> **Work to complete**
Copy the data precisely, keeping every character.

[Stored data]

· · · · ·

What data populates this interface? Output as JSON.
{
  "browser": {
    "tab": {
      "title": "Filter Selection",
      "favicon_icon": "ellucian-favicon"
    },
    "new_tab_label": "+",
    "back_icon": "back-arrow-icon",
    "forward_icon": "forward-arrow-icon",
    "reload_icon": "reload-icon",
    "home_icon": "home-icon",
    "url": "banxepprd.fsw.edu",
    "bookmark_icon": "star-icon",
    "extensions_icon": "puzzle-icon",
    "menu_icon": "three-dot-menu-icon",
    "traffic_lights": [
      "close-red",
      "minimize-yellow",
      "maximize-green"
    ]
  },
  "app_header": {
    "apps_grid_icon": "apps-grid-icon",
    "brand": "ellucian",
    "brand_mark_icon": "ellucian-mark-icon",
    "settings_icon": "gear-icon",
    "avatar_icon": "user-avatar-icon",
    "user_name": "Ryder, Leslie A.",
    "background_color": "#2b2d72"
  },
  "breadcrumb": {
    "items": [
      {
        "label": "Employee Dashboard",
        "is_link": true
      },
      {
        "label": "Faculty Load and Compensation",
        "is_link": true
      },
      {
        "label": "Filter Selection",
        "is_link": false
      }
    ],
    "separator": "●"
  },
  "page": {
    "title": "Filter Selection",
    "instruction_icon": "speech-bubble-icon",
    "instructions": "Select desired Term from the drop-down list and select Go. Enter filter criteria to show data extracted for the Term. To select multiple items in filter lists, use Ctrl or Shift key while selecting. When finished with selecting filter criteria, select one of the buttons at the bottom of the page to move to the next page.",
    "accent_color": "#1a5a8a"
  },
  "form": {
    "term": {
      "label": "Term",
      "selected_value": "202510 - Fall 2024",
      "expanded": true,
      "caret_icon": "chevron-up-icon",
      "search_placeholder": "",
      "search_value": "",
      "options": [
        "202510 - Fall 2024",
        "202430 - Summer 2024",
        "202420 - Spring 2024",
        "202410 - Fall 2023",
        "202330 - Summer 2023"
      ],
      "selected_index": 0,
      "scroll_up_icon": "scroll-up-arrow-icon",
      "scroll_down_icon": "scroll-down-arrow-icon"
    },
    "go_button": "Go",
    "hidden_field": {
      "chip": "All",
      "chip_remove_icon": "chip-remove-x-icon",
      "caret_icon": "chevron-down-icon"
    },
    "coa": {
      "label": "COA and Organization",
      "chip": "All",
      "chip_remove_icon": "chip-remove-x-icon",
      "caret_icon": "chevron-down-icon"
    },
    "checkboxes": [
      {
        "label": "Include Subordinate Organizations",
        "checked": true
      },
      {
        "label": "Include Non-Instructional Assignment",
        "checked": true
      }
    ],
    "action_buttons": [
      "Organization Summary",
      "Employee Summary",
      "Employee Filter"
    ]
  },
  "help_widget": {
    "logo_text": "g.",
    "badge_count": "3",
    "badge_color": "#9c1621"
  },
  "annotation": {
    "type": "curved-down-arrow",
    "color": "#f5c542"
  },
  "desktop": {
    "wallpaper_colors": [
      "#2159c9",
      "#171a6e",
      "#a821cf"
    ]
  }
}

· · · · ·

> **Solution to this task**
What data populates this interface? Output as JSON.
{
  "browser": {
    "tab": {
      "title": "Filter Selection",
      "favicon_icon": "ellucian-favicon"
    },
    "new_tab_label": "+",
    "back_icon": "back-arrow-icon",
    "forward_icon": "forward-arrow-icon",
    "reload_icon": "reload-icon",
    "home_icon": "home-icon",
    "url": "banxepprd.fsw.edu",
    "bookmark_icon": "star-icon",
    "extensions_icon": "puzzle-icon",
    "menu_icon": "three-dot-menu-icon",
    "traffic_lights": [
      "close-red",
      "minimize-yellow",
      "maximize-green"
    ]
  },
  "app_header": {
    "apps_grid_icon": "apps-grid-icon",
    "brand": "ellucian",
    "brand_mark_icon": "ellucian-mark-icon",
    "settings_icon": "gear-icon",
    "avatar_icon": "user-avatar-icon",
    "user_name": "Ryder, Leslie A.",
    "background_color": "#2b2d72"
  },
  "breadcrumb": {
    "items": [
      {
        "label": "Employee Dashboard",
        "is_link": true
      },
      {
        "label": "Faculty Load and Compensation",
        "is_link": true
      },
      {
        "label": "Filter Selection",
        "is_link": false
      }
    ],
    "separator": "●"
  },
  "page": {
    "title": "Filter Selection",
    "instruction_icon": "speech-bubble-icon",
    "instructions": "Select desired Term from the drop-down list and select Go. Enter filter criteria to show data extracted for the Term. To select multiple items in filter lists, use Ctrl or Shift key while selecting. When finished with selecting filter criteria, select one of the buttons at the bottom of the page to move to the next page.",
    "accent_color": "#1a5a8a"
  },
  "form": {
    "term": {
      "label": "Term",
      "selected_value": "202510 - Fall 2024",
      "expanded": true,
      "caret_icon": "chevron-up-icon",
      "search_placeholder": "",
      "search_value": "",
      "options": [
        "202510 - Fall 2024",
        "202430 - Summer 2024",
        "202420 - Spring 2024",
        "202410 - Fall 2023",
        "202330 - Summer 2023"
      ],
      "selected_index": 0,
      "scroll_up_icon": "scroll-up-arrow-icon",
      "scroll_down_icon": "scroll-down-arrow-icon"
    },
    "go_button": "Go",
    "hidden_field": {
      "chip": "All",
      "chip_remove_icon": "chip-remove-x-icon",
      "caret_icon": "chevron-down-icon"
    },
    "coa": {
      "label": "COA and Organization",
      "chip": "All",
      "chip_remove_icon": "chip-remove-x-icon",
      "caret_icon": "chevron-down-icon"
    },
    "checkboxes": [
      {
        "label": "Include Subordinate Organizations",
        "checked": true
      },
      {
        "label": "Include Non-Instructional Assignment",
        "checked": true
      }
    ],
    "action_buttons": [
      "Organization Summary",
      "Employee Summary",
      "Employee Filter"
    ]
  },
  "help_widget": {
    "logo_text": "g.",
    "badge_count": "3",
    "badge_color": "#9c1621"
  },
  "annotation": {
    "type": "curved-down-arrow",
    "color": "#f5c542"
  },
  "desktop": {
    "wallpaper_colors": [
      "#2159c9",
      "#171a6e",
      "#a821cf"
    ]
  }
}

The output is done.